### Source document
Rebuilding Place in the Urban Space

"A community’s physical form, rather than its land uses, is its most intrinsic and enduring characteristic." [Katz, EPA] This blog focuses on place and placemaking and all that makes it work--historic preservation, urban design, transportation, asset-based community development, arts & cultural development, commercial district revitalization, tourism & destination development, and quality of life advocacy--along with doses of civic engagement and good governance watchdogging.

Tuesday, November 10, 2009

Another example of co-located public facilities in Arlington County

New Reed/Westover Building by Arlington Public Library.
Flickr image from Arlington Public Library

Arlington just had the dedication for a new combined library-elementary school. See "Official Launching of Dual Building" from the Connection Newspapers.

I believe that co-location makes a lot of sense, maximizing the use and utility of public assets.

It's something DC does not do.

From the article:

The new $22.5 million facility, which attaches a new community library building to a fully reconstructed elementary school on a key corner location along Washington Boulevard, won praise from speakers at the dedication ceremony in the center’s front plaza.

"We absolutely got the design right," said Sally Baird, chair of the School Board. "This is an outstanding building, and it will serve the community for generations and generations to come."

### Dataset content
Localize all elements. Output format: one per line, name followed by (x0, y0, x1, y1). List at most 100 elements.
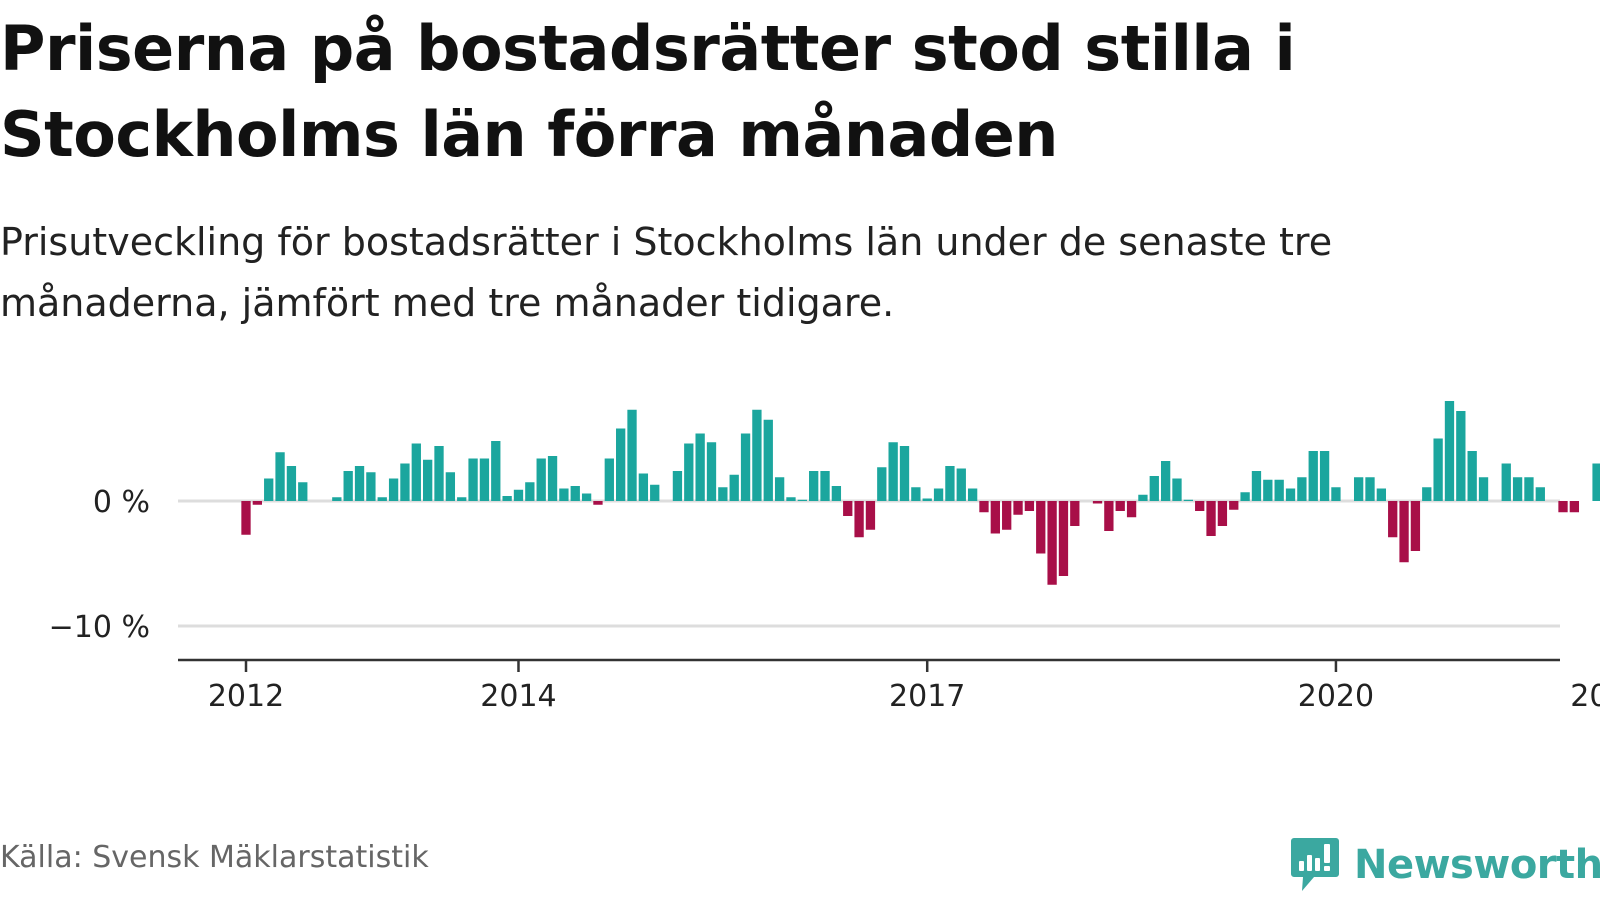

### Short exercise 1
The blog post's header paragraph names the things that make place and placemaking work. List each of them.
### Short exercise 2
According to the blog post, what did the new combined library and elementary school facility cost?
### Short exercise 3
Reproduce word for word the part of the blog post starting with "Arlington just had" and going on through "the Connection Newspapers.".

### Exercise answer 1
historic preservation
urban design
transportation
asset-based community development
arts & cultural development
commercial district revitalization
tourism & destination development
quality of life advocacy

### Exercise answer 2
$22.5 million

### Exercise answer 3
Arlington just had the dedication for a new combined library-elementary school. See "Official Launching of Dual Building" from the Connection Newspapers.